START

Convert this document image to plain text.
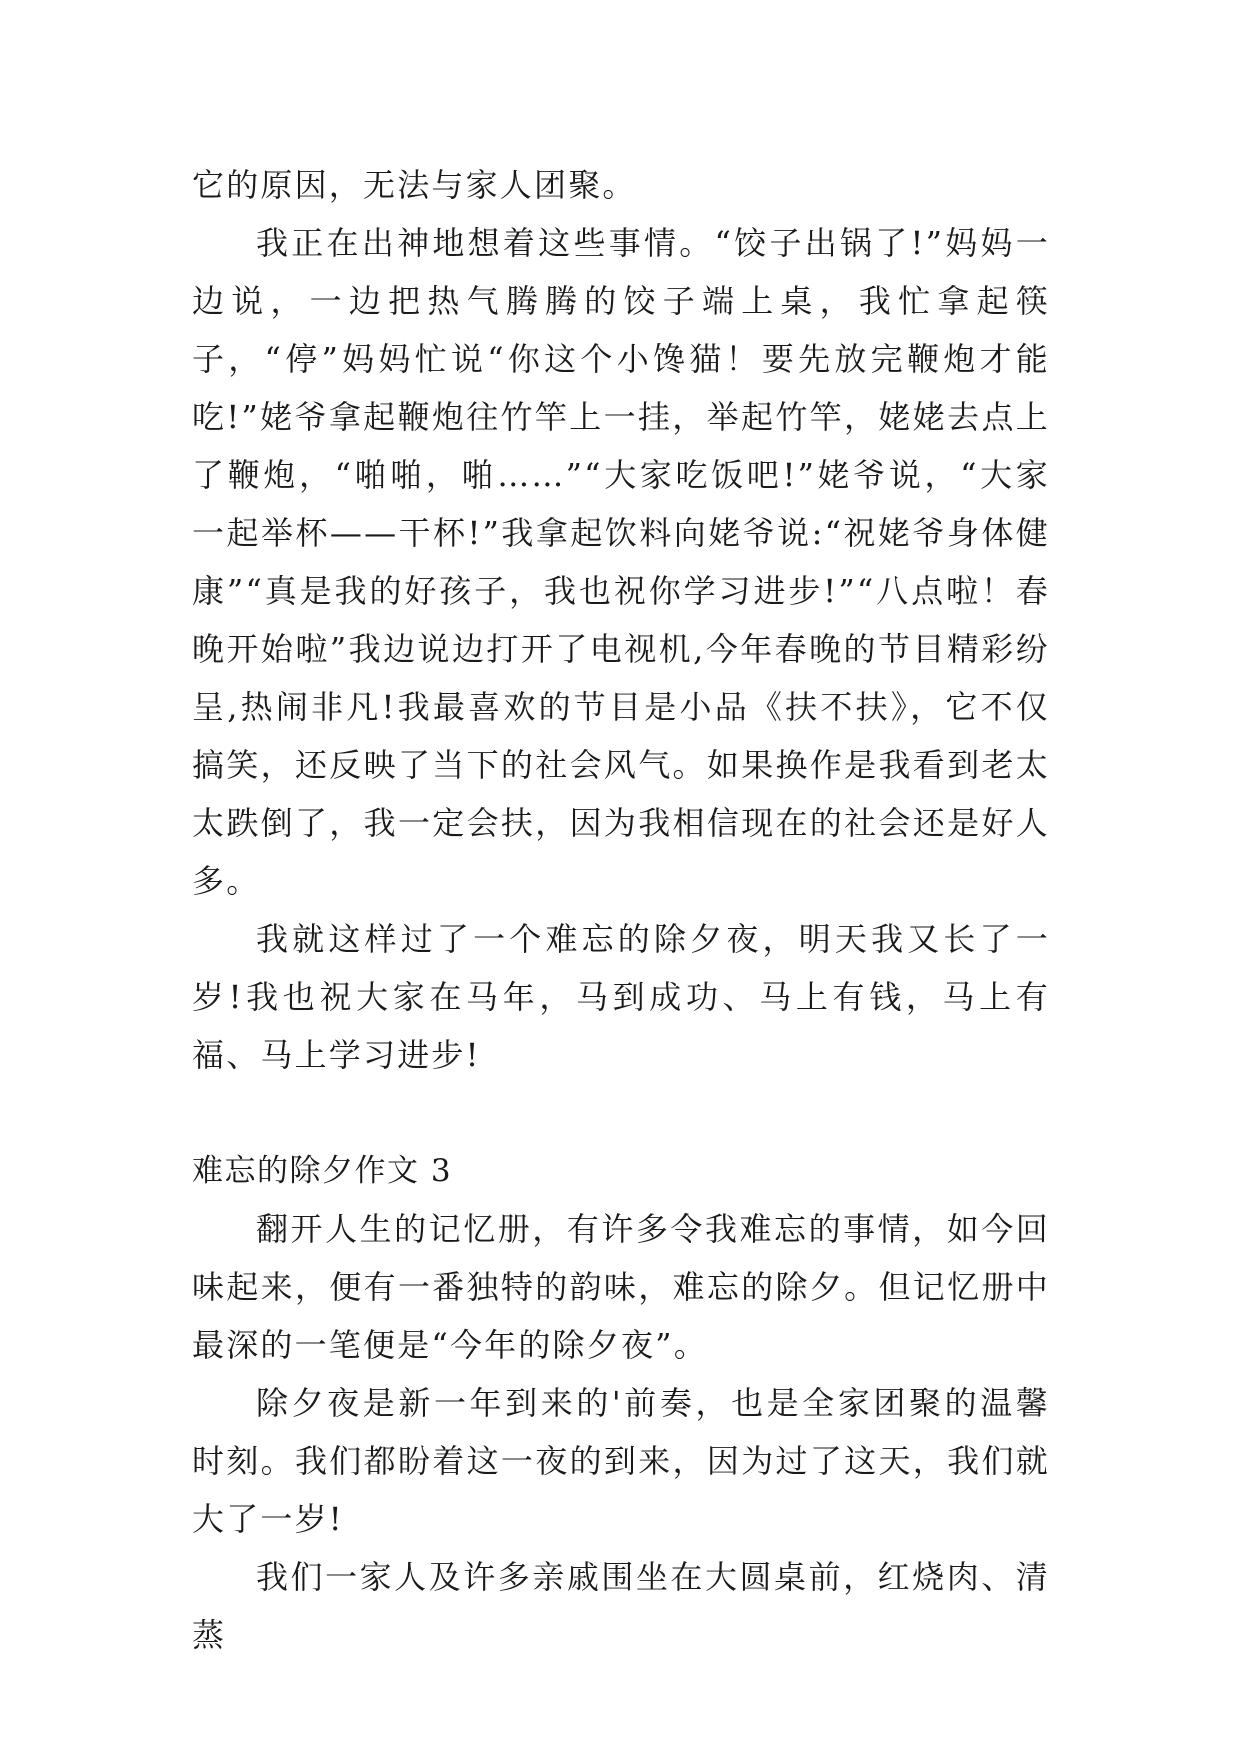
它的原因，无法与家人团聚。

我正在出神地想着这些事情。“饺子出锅了!”妈妈一边说，一边把热气腾腾的饺子端上桌，我忙拿起筷子，“停”妈妈忙说“你这个小馋猫！要先放完鞭炮才能吃!”姥爷拿起鞭炮往竹竿上一挂，举起竹竿，姥姥去点上了鞭炮，“啪啪，啪……”“大家吃饭吧!”姥爷说，“大家一起举杯——干杯!”我拿起饮料向姥爷说:“祝姥爷身体健康”“真是我的好孩子，我也祝你学习进步!”“八点啦！春晚开始啦”我边说边打开了电视机,今年春晚的节目精彩纷呈,热闹非凡!我最喜欢的节目是小品《扶不扶》，它不仅搞笑，还反映了当下的社会风气。如果换作是我看到老太太跌倒了，我一定会扶，因为我相信现在的社会还是好人多。

我就这样过了一个难忘的除夕夜，明天我又长了一岁!我也祝大家在马年，马到成功、马上有钱，马上有福、马上学习进步!

难忘的除夕作文 3

翻开人生的记忆册，有许多令我难忘的事情，如今回味起来，便有一番独特的韵味，难忘的除夕。但记忆册中最深的一笔便是“今年的除夕夜”。

除夕夜是新一年到来的'前奏，也是全家团聚的温馨时刻。我们都盼着这一夜的到来，因为过了这天，我们就大了一岁!

我们一家人及许多亲戚围坐在大圆桌前，红烧肉、清蒸
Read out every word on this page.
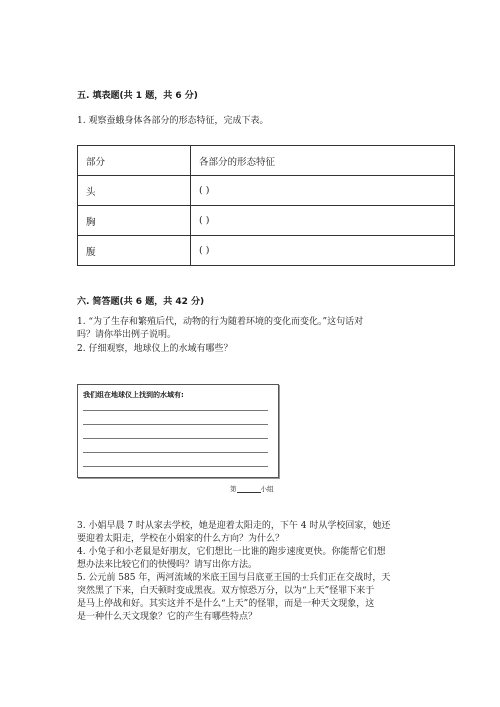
五. 填表题(共 1 题，共 6 分)
1. 观察蚕蛾身体各部分的形态特征，完成下表。
部分	各部分的形态特征
头	( )
胸	( )
腹	( )
六. 简答题(共 6 题，共 42 分)
1. “为了生存和繁殖后代，动物的行为随着环境的变化而变化。”这句话对
吗？请你举出例子说明。
2. 仔细观察，地球仪上的水域有哪些？
我们组在地球仪上找到的水域有:
第	小组
3. 小娟早晨 7 时从家去学校，她是迎着太阳走的，下午 4 时从学校回家，她还
要迎着太阳走，学校在小娟家的什么方向？为什么？
4. 小兔子和小老鼠是好朋友，它们想比一比谁的跑步速度更快。你能帮它们想
想办法来比较它们的快慢吗？请写出你方法。
5. 公元前 585 年，两河流域的米底王国与吕底亚王国的士兵们正在交战时，天
突然黑了下来，白天顿时变成黑夜。双方惊恐万分，以为“上天”怪罪下来于
是马上停战和好。其实这并不是什么“上天”的怪罪，而是一种天文现象，这
是一种什么天文现象？它的产生有哪些特点？
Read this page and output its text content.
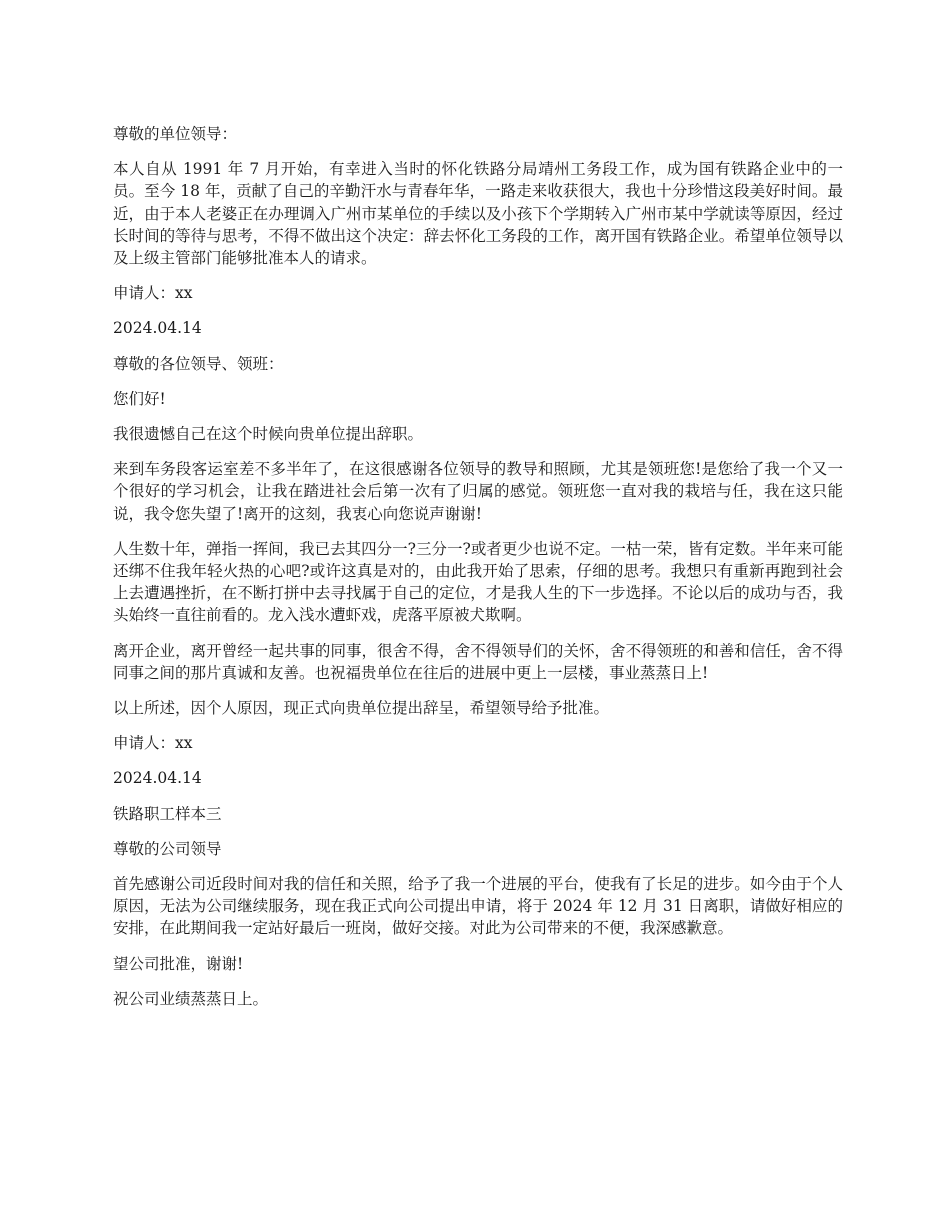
尊敬的单位领导：

本人自从 1991 年 7 月开始，有幸进入当时的怀化铁路分局靖州工务段工作，成为国有铁路企业中的一员。至今 18 年，贡献了自己的辛勤汗水与青春年华，一路走来收获很大，我也十分珍惜这段美好时间。最近，由于本人老婆正在办理调入广州市某单位的手续以及小孩下个学期转入广州市某中学就读等原因，经过长时间的等待与思考，不得不做出这个决定：辞去怀化工务段的工作，离开国有铁路企业。希望单位领导以及上级主管部门能够批准本人的请求。

申请人：xx

2024.04.14

尊敬的各位领导、领班：

您们好!

我很遗憾自己在这个时候向贵单位提出辞职。

来到车务段客运室差不多半年了，在这很感谢各位领导的教导和照顾，尤其是领班您!是您给了我一个又一个很好的学习机会，让我在踏进社会后第一次有了归属的感觉。领班您一直对我的栽培与任，我在这只能说，我令您失望了!离开的这刻，我衷心向您说声谢谢!

人生数十年，弹指一挥间，我已去其四分一?三分一?或者更少也说不定。一枯一荣，皆有定数。半年来可能还绑不住我年轻火热的心吧?或许这真是对的，由此我开始了思索，仔细的思考。我想只有重新再跑到社会上去遭遇挫折，在不断打拼中去寻找属于自己的定位，才是我人生的下一步选择。不论以后的成功与否，我头始终一直往前看的。龙入浅水遭虾戏，虎落平原被犬欺啊。

离开企业，离开曾经一起共事的同事，很舍不得，舍不得领导们的关怀，舍不得领班的和善和信任，舍不得同事之间的那片真诚和友善。也祝福贵单位在往后的进展中更上一层楼，事业蒸蒸日上!

以上所述，因个人原因，现正式向贵单位提出辞呈，希望领导给予批准。

申请人：xx

2024.04.14

铁路职工样本三

尊敬的公司领导

首先感谢公司近段时间对我的信任和关照，给予了我一个进展的平台，使我有了长足的进步。如今由于个人原因，无法为公司继续服务，现在我正式向公司提出申请，将于 2024 年 12 月 31 日离职，请做好相应的安排，在此期间我一定站好最后一班岗，做好交接。对此为公司带来的不便，我深感歉意。

望公司批准，谢谢!

祝公司业绩蒸蒸日上。
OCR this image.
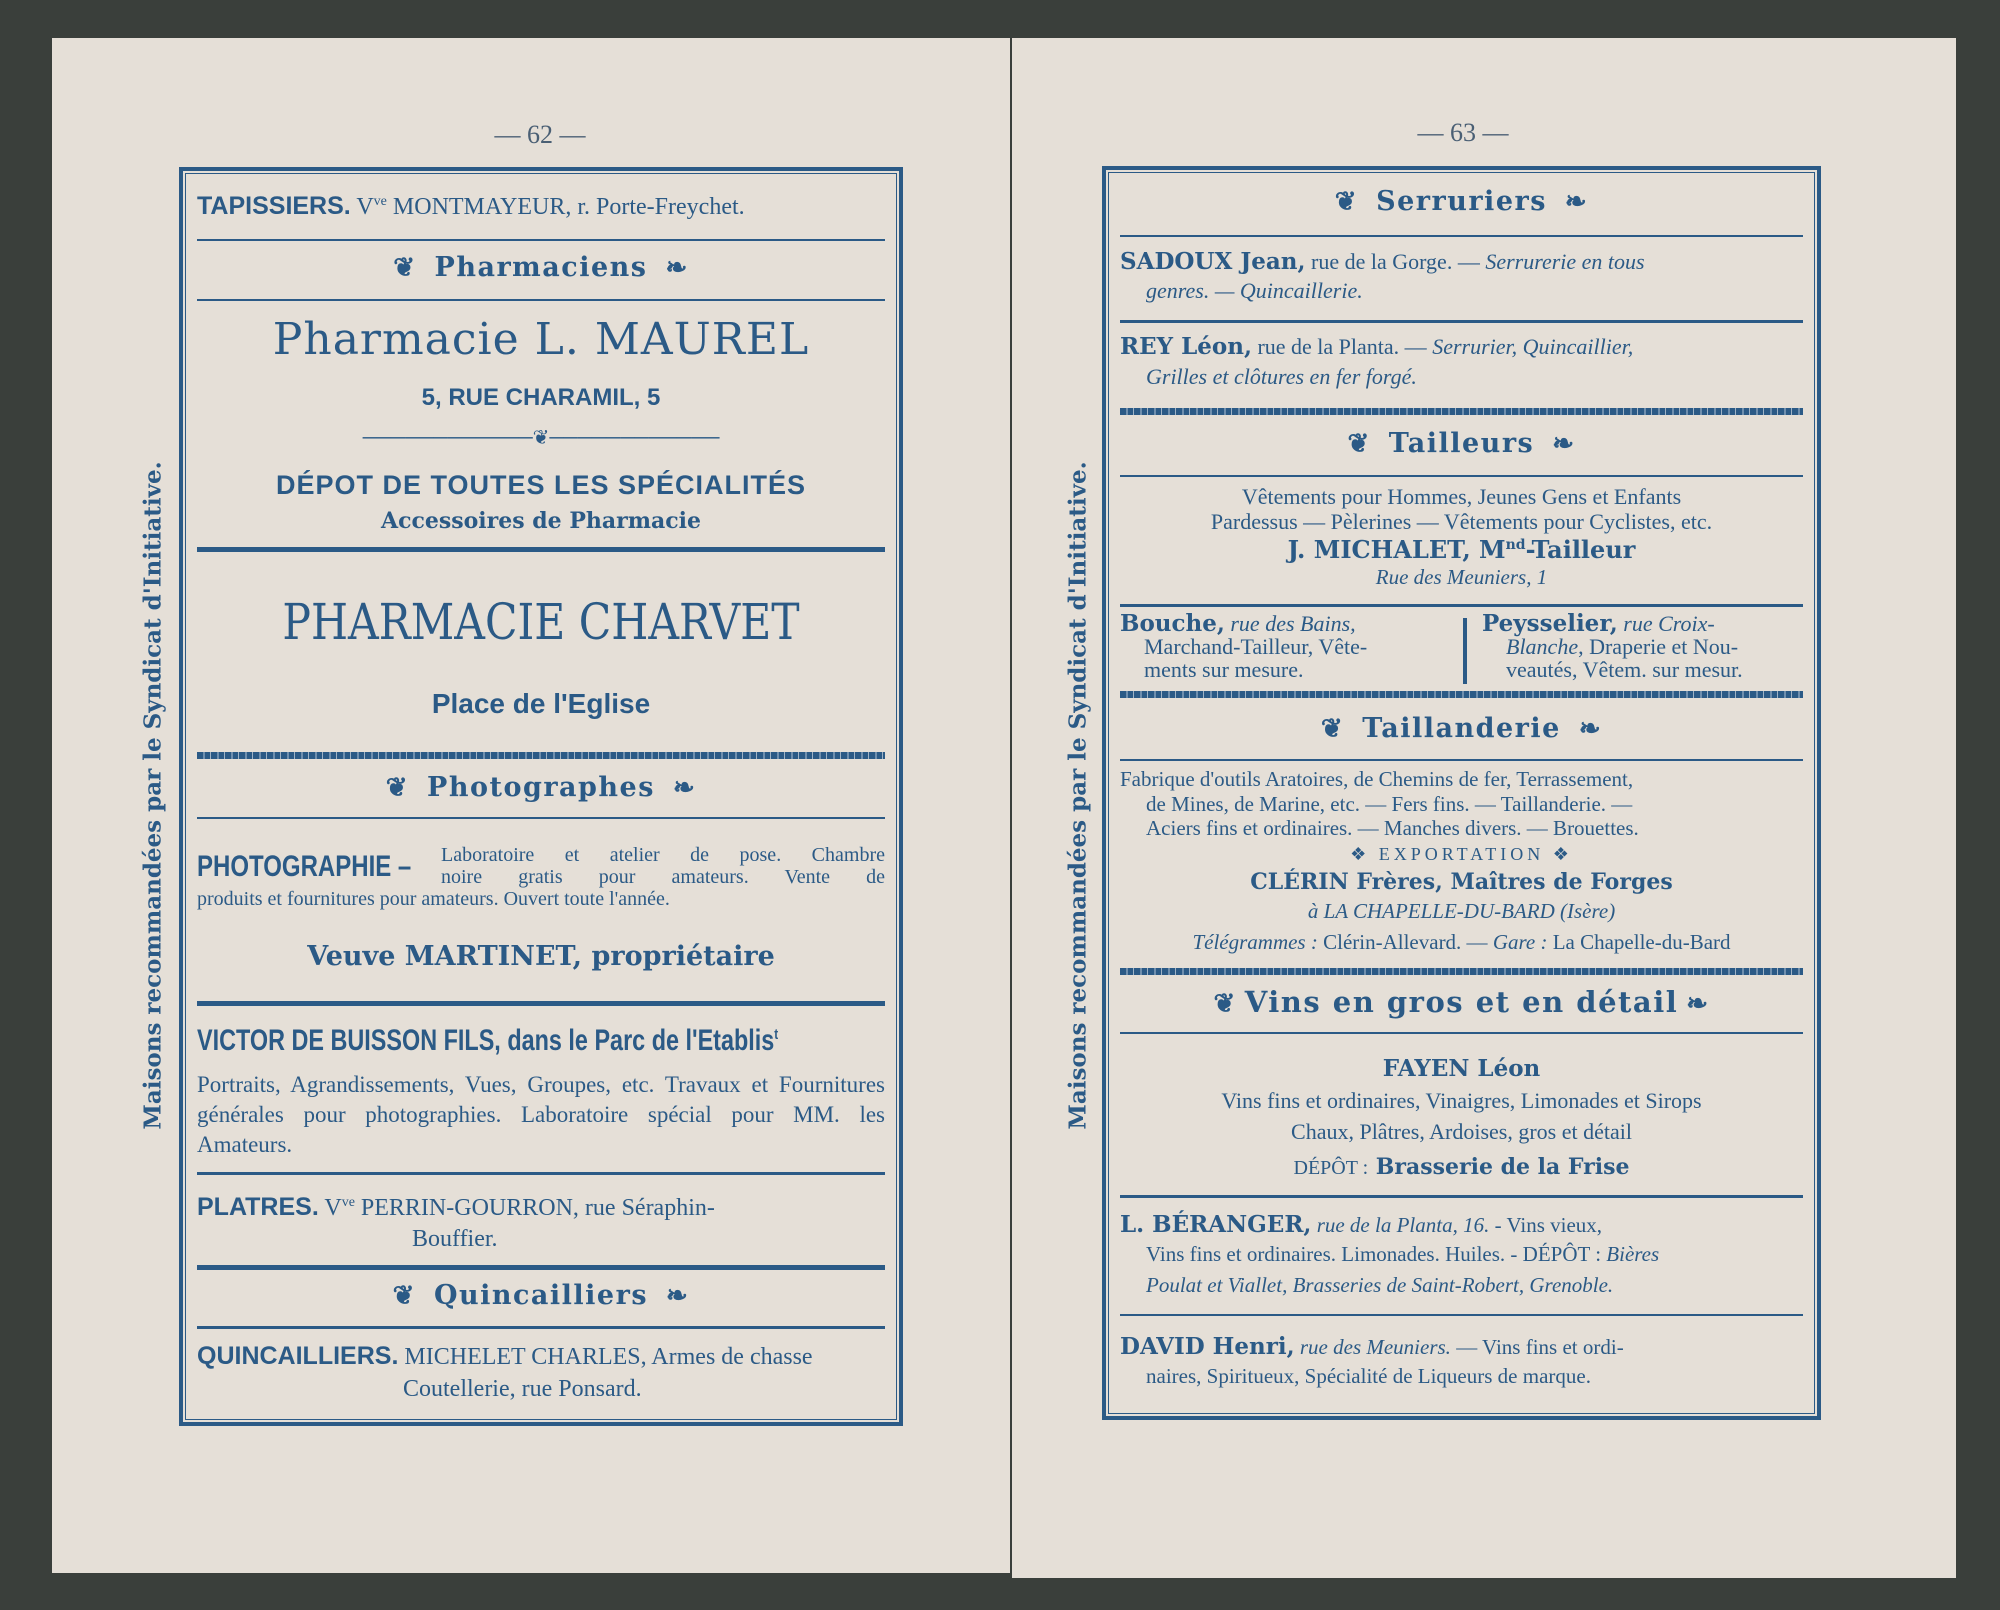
— 62 —
Maisons recommandées par le Syndicat d'Initiative.
TAPISSIERS. $V^{ve}$ MONTMAYEUR, r. Porte-Freychet.
❦ Pharmaciens ❧
Pharmacie L. MAUREL
5, RUE CHARAMIL, 5
────────────❦────────────
DÉPOT DE TOUTES LES SPÉCIALITÉS
Accessoires de Pharmacie
PHARMACIE CHARVET
Place de l'Eglise
❦ Photographes ❧
PHOTOGRAPHIE – Laboratoire et atelier de pose. Chambre
noire gratis pour amateurs. Vente de
produits et fournitures pour amateurs. Ouvert toute l'année.
Veuve MARTINET, propriétaire
VICTOR DE BUISSON FILS, dans le Parc de l'Etablis$^t$
Portraits, Agrandissements, Vues, Groupes, etc. Travaux et Fournitures générales pour photographies. Laboratoire spécial pour MM. les Amateurs.
PLATRES. $V^{ve}$ PERRIN-GOURRON, rue Séraphin-
Bouffier.
❦ Quincailliers ❧
QUINCAILLIERS. MICHELET CHARLES, Armes de chasse
Coutellerie, rue Ponsard.
— 63 —
Maisons recommandées par le Syndicat d'Initiative.
❦ Serruriers ❧
SADOUX Jean, rue de la Gorge. — Serrurerie en tous
genres. — Quincaillerie.
REY Léon, rue de la Planta. — Serrurier, Quincaillier,
Grilles et clôtures en fer forgé.
❦ Tailleurs ❧
Vêtements pour Hommes, Jeunes Gens et Enfants
Pardessus — Pèlerines — Vêtements pour Cyclistes, etc.
J. MICHALET, Mnd-Tailleur
Rue des Meuniers, 1
Bouche, rue des Bains,
Marchand-Tailleur, Vête-
ments sur mesure.
Peysselier, rue Croix-
Blanche, Draperie et Nou-
veautés, Vêtem. sur mesur.
❦ Taillanderie ❧
Fabrique d'outils Aratoires, de Chemins de fer, Terrassement,
de Mines, de Marine, etc. — Fers fins. — Taillanderie. —
Aciers fins et ordinaires. — Manches divers. — Brouettes.
❖ EXPORTATION ❖
CLÉRIN Frères, Maîtres de Forges
à LA CHAPELLE-DU-BARD (Isère)
Télégrammes : Clérin-Allevard. — Gare : La Chapelle-du-Bard
❦ Vins en gros et en détail ❧
FAYEN Léon
Vins fins et ordinaires, Vinaigres, Limonades et Sirops
Chaux, Plâtres, Ardoises, gros et détail
DÉPÔT : Brasserie de la Frise
L. BÉRANGER, rue de la Planta, 16. - Vins vieux,
Vins fins et ordinaires. Limonades. Huiles. - DÉPÔT : Bières
Poulat et Viallet, Brasseries de Saint-Robert, Grenoble.
DAVID Henri, rue des Meuniers. — Vins fins et ordi-
naires, Spiritueux, Spécialité de Liqueurs de marque.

END

- **Requirement**
Search the preceding listing for the word "fins" and pull out every line that holds it.

- **The completed task**
de Mines, de Marine, etc. — Fers fins. — Taillanderie. —
Aciers fins et ordinaires. — Manches divers. — Brouettes.
Vins fins et ordinaires, Vinaigres, Limonades et Sirops
Vins fins et ordinaires. Limonades. Huiles. - DÉPÔT : Bières
DAVID Henri, rue des Meuniers. — Vins fins et ordi-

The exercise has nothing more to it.